START Provided data

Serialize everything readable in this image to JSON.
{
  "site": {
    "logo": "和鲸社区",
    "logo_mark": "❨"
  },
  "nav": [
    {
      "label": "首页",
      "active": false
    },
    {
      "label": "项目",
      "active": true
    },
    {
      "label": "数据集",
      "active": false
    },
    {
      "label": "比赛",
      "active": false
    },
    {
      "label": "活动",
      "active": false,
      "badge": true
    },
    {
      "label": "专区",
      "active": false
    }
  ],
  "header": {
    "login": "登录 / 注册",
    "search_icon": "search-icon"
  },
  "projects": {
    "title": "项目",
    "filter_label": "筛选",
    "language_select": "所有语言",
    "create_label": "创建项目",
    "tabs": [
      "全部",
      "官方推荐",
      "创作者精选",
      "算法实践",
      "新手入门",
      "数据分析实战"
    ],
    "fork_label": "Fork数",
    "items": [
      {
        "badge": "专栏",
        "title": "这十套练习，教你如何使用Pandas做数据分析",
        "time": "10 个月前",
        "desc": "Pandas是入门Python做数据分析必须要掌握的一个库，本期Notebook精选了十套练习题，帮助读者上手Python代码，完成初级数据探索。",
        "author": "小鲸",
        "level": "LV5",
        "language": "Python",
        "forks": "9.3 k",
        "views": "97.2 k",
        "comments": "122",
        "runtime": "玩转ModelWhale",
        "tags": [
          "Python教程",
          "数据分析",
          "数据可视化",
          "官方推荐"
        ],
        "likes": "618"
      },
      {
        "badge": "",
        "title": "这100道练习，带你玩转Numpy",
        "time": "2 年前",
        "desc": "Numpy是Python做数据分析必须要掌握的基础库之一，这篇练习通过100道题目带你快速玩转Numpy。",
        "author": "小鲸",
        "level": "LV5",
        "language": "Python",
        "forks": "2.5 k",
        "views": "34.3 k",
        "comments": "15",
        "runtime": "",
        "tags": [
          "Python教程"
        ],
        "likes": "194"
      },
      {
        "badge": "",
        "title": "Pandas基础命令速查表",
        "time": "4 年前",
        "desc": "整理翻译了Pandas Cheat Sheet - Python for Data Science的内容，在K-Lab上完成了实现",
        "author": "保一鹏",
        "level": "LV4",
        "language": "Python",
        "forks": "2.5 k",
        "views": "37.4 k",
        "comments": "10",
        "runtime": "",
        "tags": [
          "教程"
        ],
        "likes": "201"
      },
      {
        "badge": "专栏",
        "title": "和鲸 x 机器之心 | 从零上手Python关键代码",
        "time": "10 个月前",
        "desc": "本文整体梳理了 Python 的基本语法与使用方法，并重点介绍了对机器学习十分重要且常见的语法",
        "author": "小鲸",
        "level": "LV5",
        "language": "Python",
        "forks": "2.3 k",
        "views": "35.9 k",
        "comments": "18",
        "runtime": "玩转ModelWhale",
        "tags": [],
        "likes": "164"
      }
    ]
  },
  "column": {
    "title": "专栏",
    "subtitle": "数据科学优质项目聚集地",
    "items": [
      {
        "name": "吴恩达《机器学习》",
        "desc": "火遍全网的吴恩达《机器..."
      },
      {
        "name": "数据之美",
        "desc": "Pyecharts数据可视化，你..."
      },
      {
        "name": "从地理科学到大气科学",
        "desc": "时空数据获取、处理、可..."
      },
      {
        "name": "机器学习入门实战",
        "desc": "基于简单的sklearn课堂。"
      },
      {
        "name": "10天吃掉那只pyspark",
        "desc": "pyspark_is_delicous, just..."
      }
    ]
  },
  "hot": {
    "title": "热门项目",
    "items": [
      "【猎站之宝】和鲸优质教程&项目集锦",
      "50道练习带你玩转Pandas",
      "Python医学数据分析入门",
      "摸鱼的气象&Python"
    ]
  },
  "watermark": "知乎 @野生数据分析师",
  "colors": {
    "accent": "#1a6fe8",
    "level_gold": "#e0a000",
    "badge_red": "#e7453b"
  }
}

END Provided data

> [What is needed]: Show every line above in which the word "views" occurs.

> [Answer in full]:
        "views": "97.2 k",
        "views": "34.3 k",
        "views": "37.4 k",
        "views": "35.9 k",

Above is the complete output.